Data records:

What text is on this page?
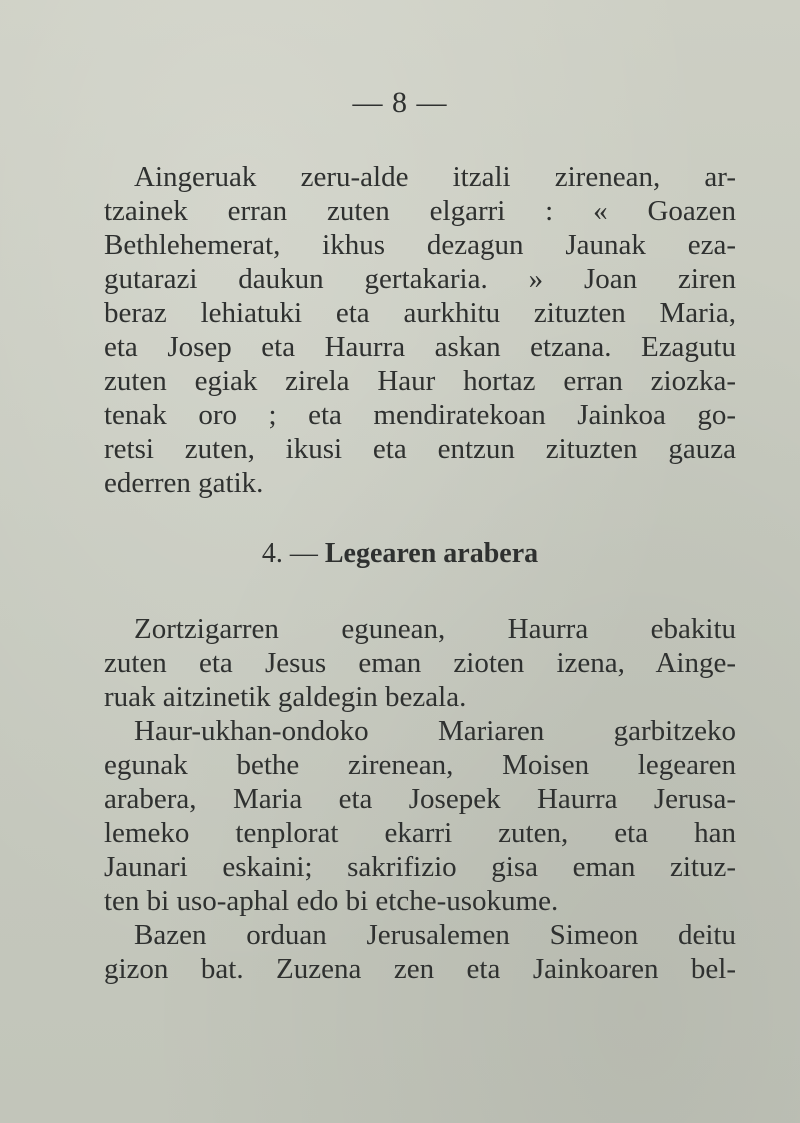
— 8 —
Aingeruak zeru-alde itzali zirenean, ar-
tzainek erran zuten elgarri : « Goazen
Bethlehemerat, ikhus dezagun Jaunak eza-
gutarazi daukun gertakaria. » Joan ziren
beraz lehiatuki eta aurkhitu zituzten Maria,
eta Josep eta Haurra askan etzana. Ezagutu
zuten egiak zirela Haur hortaz erran ziozka-
tenak oro ; eta mendiratekoan Jainkoa go-
retsi zuten, ikusi eta entzun zituzten gauza
ederren gatik.
4. — Legearen arabera
Zortzigarren egunean, Haurra ebakitu
zuten eta Jesus eman zioten izena, Ainge-
ruak aitzinetik galdegin bezala.
Haur-ukhan-ondoko Mariaren garbitzeko
egunak bethe zirenean, Moisen legearen
arabera, Maria eta Josepek Haurra Jerusa-
lemeko tenplorat ekarri zuten, eta han
Jaunari eskaini; sakrifizio gisa eman zituz-
ten bi uso-aphal edo bi etche-usokume.
Bazen orduan Jerusalemen Simeon deitu
gizon bat. Zuzena zen eta Jainkoaren bel-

CHALLENGE: Repeat the data exactly in full, omitting its pictures.

RESULT OF THE EXERCISE:
What text is on this page?
— 8 —
Aingeruak zeru-alde itzali zirenean, ar-
tzainek erran zuten elgarri : « Goazen
Bethlehemerat, ikhus dezagun Jaunak eza-
gutarazi daukun gertakaria. » Joan ziren
beraz lehiatuki eta aurkhitu zituzten Maria,
eta Josep eta Haurra askan etzana. Ezagutu
zuten egiak zirela Haur hortaz erran ziozka-
tenak oro ; eta mendiratekoan Jainkoa go-
retsi zuten, ikusi eta entzun zituzten gauza
ederren gatik.
4. — Legearen arabera
Zortzigarren egunean, Haurra ebakitu
zuten eta Jesus eman zioten izena, Ainge-
ruak aitzinetik galdegin bezala.
Haur-ukhan-ondoko Mariaren garbitzeko
egunak bethe zirenean, Moisen legearen
arabera, Maria eta Josepek Haurra Jerusa-
lemeko tenplorat ekarri zuten, eta han
Jaunari eskaini; sakrifizio gisa eman zituz-
ten bi uso-aphal edo bi etche-usokume.
Bazen orduan Jerusalemen Simeon deitu
gizon bat. Zuzena zen eta Jainkoaren bel-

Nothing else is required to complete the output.